* Written exercise: Provide the records once more, identical to the original.

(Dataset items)

[BEGIN]

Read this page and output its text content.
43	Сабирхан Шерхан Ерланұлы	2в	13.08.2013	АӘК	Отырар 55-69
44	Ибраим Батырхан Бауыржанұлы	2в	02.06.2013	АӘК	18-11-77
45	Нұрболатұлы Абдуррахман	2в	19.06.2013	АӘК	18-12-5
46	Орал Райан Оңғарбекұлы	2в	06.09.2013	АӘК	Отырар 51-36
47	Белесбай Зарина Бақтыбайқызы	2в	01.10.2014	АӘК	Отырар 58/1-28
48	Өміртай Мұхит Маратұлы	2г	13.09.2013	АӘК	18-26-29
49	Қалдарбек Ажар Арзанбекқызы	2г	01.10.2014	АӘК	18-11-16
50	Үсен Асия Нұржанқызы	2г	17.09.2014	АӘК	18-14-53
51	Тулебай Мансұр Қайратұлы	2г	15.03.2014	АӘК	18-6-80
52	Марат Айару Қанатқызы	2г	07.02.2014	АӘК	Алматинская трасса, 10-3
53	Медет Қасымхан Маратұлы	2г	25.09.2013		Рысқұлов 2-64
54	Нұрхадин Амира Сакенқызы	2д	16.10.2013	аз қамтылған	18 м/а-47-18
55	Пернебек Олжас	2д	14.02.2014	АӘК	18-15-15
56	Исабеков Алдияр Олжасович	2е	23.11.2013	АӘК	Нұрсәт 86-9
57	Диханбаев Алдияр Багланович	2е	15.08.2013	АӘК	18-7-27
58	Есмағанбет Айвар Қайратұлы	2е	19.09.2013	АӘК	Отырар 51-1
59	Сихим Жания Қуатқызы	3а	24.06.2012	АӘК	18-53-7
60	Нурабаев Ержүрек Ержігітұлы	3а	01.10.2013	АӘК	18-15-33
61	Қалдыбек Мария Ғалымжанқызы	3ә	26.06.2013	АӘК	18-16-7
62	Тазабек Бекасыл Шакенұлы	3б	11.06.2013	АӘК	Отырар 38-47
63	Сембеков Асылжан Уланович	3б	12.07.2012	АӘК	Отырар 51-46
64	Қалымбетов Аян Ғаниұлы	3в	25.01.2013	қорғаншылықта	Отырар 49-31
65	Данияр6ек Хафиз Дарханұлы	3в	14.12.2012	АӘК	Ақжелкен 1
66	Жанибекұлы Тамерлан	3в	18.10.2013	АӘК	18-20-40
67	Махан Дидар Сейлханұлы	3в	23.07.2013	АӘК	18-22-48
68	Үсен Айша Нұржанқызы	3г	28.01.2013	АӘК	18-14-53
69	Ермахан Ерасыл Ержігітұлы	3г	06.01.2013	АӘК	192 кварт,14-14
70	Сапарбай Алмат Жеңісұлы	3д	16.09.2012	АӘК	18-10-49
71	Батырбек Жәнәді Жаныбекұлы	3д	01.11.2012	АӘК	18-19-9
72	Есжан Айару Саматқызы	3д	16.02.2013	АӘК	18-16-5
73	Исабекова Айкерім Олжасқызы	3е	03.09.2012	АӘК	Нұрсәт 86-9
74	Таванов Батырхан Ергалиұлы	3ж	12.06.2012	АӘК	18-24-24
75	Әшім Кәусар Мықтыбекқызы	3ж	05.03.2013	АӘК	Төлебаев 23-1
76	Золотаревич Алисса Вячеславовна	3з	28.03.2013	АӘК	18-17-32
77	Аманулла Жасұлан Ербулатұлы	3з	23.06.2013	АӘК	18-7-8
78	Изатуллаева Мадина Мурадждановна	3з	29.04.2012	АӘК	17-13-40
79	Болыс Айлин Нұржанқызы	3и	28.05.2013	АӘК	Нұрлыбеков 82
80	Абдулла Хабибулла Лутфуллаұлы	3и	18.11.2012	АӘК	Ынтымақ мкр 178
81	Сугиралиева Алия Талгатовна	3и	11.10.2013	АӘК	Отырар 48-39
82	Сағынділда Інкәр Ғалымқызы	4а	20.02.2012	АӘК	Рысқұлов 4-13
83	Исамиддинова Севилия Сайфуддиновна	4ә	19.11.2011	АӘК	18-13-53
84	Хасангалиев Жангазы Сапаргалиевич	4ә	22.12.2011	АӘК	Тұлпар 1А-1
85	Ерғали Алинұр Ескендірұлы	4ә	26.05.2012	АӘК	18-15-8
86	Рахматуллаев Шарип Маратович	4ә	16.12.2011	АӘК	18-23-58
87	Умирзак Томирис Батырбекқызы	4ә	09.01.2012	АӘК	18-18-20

[END]

* Reply to the exercise:
Read this page and output its text content.
43	Сабирхан Шерхан Ерланұлы	2в	13.08.2013	АӘК	Отырар 55-69
44	Ибраим Батырхан Бауыржанұлы	2в	02.06.2013	АӘК	18-11-77
45	Нұрболатұлы Абдуррахман	2в	19.06.2013	АӘК	18-12-5
46	Орал Райан Оңғарбекұлы	2в	06.09.2013	АӘК	Отырар 51-36
47	Белесбай Зарина Бақтыбайқызы	2в	01.10.2014	АӘК	Отырар 58/1-28
48	Өміртай Мұхит Маратұлы	2г	13.09.2013	АӘК	18-26-29
49	Қалдарбек Ажар Арзанбекқызы	2г	01.10.2014	АӘК	18-11-16
50	Үсен Асия Нұржанқызы	2г	17.09.2014	АӘК	18-14-53
51	Тулебай Мансұр Қайратұлы	2г	15.03.2014	АӘК	18-6-80
52	Марат Айару Қанатқызы	2г	07.02.2014	АӘК	Алматинская трасса, 10-3
53	Медет Қасымхан Маратұлы	2г	25.09.2013		Рысқұлов 2-64
54	Нұрхадин Амира Сакенқызы	2д	16.10.2013	аз қамтылған	18 м/а-47-18
55	Пернебек Олжас	2д	14.02.2014	АӘК	18-15-15
56	Исабеков Алдияр Олжасович	2е	23.11.2013	АӘК	Нұрсәт 86-9
57	Диханбаев Алдияр Багланович	2е	15.08.2013	АӘК	18-7-27
58	Есмағанбет Айвар Қайратұлы	2е	19.09.2013	АӘК	Отырар 51-1
59	Сихим Жания Қуатқызы	3а	24.06.2012	АӘК	18-53-7
60	Нурабаев Ержүрек Ержігітұлы	3а	01.10.2013	АӘК	18-15-33
61	Қалдыбек Мария Ғалымжанқызы	3ә	26.06.2013	АӘК	18-16-7
62	Тазабек Бекасыл Шакенұлы	3б	11.06.2013	АӘК	Отырар 38-47
63	Сембеков Асылжан Уланович	3б	12.07.2012	АӘК	Отырар 51-46
64	Қалымбетов Аян Ғаниұлы	3в	25.01.2013	қорғаншылықта	Отырар 49-31
65	Данияр6ек Хафиз Дарханұлы	3в	14.12.2012	АӘК	Ақжелкен 1
66	Жанибекұлы Тамерлан	3в	18.10.2013	АӘК	18-20-40
67	Махан Дидар Сейлханұлы	3в	23.07.2013	АӘК	18-22-48
68	Үсен Айша Нұржанқызы	3г	28.01.2013	АӘК	18-14-53
69	Ермахан Ерасыл Ержігітұлы	3г	06.01.2013	АӘК	192 кварт,14-14
70	Сапарбай Алмат Жеңісұлы	3д	16.09.2012	АӘК	18-10-49
71	Батырбек Жәнәді Жаныбекұлы	3д	01.11.2012	АӘК	18-19-9
72	Есжан Айару Саматқызы	3д	16.02.2013	АӘК	18-16-5
73	Исабекова Айкерім Олжасқызы	3е	03.09.2012	АӘК	Нұрсәт 86-9
74	Таванов Батырхан Ергалиұлы	3ж	12.06.2012	АӘК	18-24-24
75	Әшім Кәусар Мықтыбекқызы	3ж	05.03.2013	АӘК	Төлебаев 23-1
76	Золотаревич Алисса Вячеславовна	3з	28.03.2013	АӘК	18-17-32
77	Аманулла Жасұлан Ербулатұлы	3з	23.06.2013	АӘК	18-7-8
78	Изатуллаева Мадина Мурадждановна	3з	29.04.2012	АӘК	17-13-40
79	Болыс Айлин Нұржанқызы	3и	28.05.2013	АӘК	Нұрлыбеков 82
80	Абдулла Хабибулла Лутфуллаұлы	3и	18.11.2012	АӘК	Ынтымақ мкр 178
81	Сугиралиева Алия Талгатовна	3и	11.10.2013	АӘК	Отырар 48-39
82	Сағынділда Інкәр Ғалымқызы	4а	20.02.2012	АӘК	Рысқұлов 4-13
83	Исамиддинова Севилия Сайфуддиновна	4ә	19.11.2011	АӘК	18-13-53
84	Хасангалиев Жангазы Сапаргалиевич	4ә	22.12.2011	АӘК	Тұлпар 1А-1
85	Ерғали Алинұр Ескендірұлы	4ә	26.05.2012	АӘК	18-15-8
86	Рахматуллаев Шарип Маратович	4ә	16.12.2011	АӘК	18-23-58
87	Умирзак Томирис Батырбекқызы	4ә	09.01.2012	АӘК	18-18-20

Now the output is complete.